LISTING –

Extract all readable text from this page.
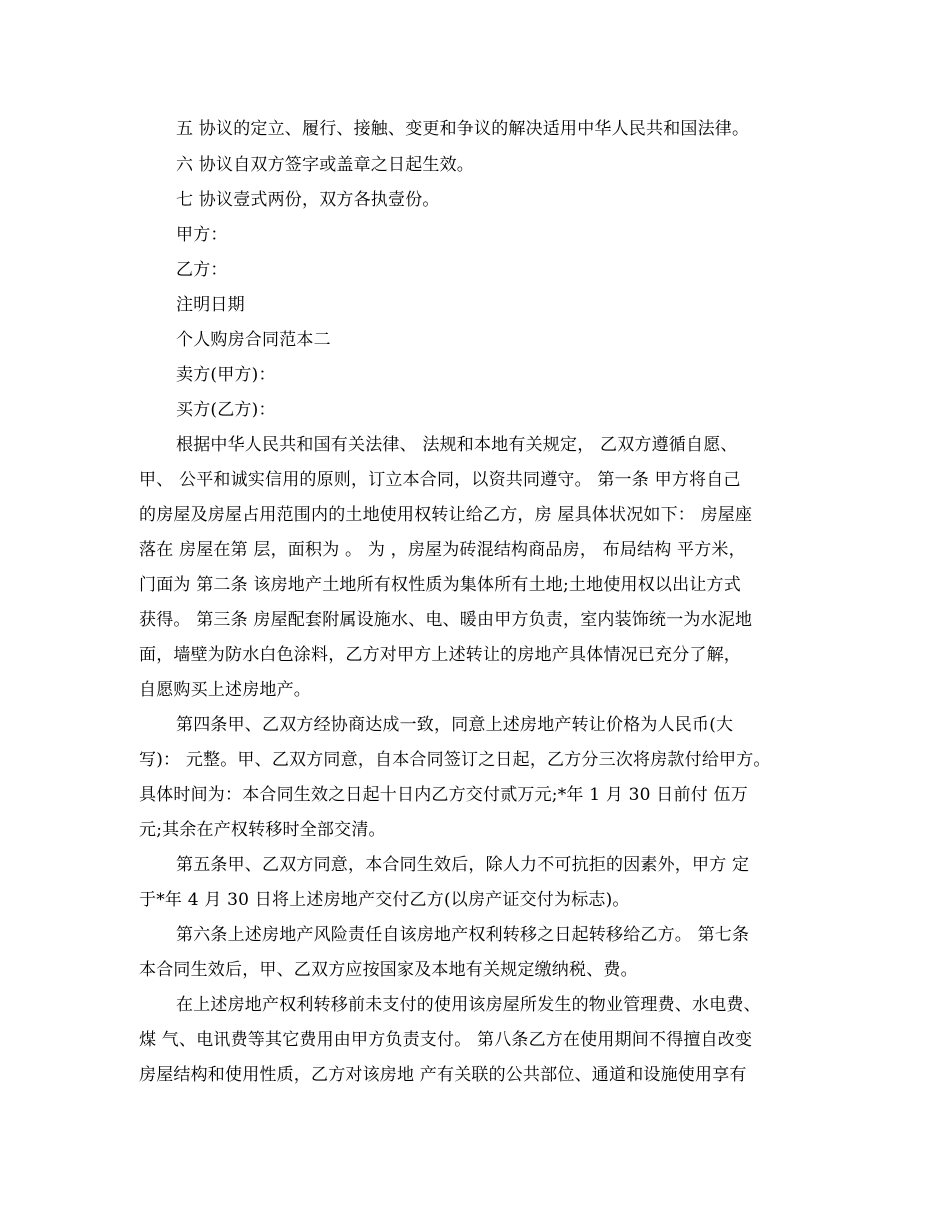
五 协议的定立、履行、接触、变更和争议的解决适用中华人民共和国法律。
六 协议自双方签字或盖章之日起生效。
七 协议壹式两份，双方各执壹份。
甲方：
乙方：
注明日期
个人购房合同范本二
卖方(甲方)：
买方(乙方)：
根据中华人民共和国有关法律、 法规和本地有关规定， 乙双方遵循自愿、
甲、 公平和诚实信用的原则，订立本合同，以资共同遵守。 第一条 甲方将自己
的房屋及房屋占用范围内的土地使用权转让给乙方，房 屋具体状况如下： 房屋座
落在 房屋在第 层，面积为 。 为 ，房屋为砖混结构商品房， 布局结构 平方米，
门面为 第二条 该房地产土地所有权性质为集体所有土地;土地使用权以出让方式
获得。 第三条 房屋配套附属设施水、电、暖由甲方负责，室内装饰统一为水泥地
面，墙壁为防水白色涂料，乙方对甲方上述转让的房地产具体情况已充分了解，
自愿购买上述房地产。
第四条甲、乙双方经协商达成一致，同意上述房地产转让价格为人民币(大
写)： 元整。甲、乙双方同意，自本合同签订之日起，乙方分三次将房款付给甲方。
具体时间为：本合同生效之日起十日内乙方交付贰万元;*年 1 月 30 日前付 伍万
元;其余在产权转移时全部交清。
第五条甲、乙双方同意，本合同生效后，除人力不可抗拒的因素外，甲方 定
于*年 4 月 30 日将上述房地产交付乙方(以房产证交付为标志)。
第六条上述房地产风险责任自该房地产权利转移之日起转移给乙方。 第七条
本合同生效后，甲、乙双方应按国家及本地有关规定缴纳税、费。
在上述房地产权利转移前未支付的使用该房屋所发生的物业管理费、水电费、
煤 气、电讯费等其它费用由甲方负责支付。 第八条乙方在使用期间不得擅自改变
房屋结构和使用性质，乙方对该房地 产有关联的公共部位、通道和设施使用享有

---

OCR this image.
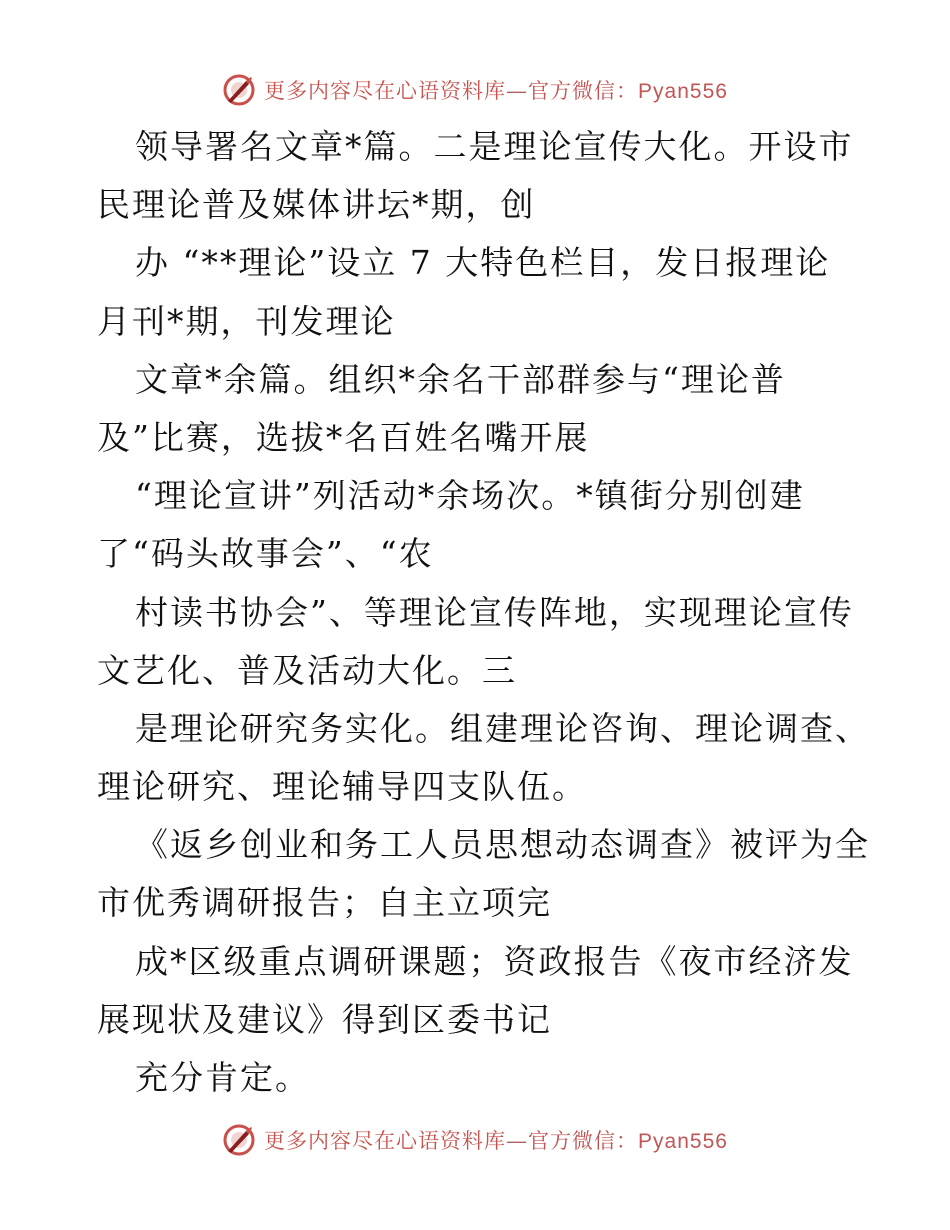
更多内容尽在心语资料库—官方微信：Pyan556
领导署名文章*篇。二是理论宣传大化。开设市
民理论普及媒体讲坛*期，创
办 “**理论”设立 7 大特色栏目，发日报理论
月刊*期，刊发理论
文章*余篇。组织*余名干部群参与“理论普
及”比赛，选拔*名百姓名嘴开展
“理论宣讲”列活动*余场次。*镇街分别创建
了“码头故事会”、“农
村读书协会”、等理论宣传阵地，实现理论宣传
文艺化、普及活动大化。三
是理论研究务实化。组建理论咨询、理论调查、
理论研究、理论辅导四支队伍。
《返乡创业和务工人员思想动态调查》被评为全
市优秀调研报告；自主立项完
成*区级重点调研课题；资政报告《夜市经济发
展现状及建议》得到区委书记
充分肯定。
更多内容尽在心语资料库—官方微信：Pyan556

EXERCISE DETAILS –
Look through the entries and return every line where "this" appears.

EXERCISE OUTPUT –
Extract all readable text from this page.
OCR this image.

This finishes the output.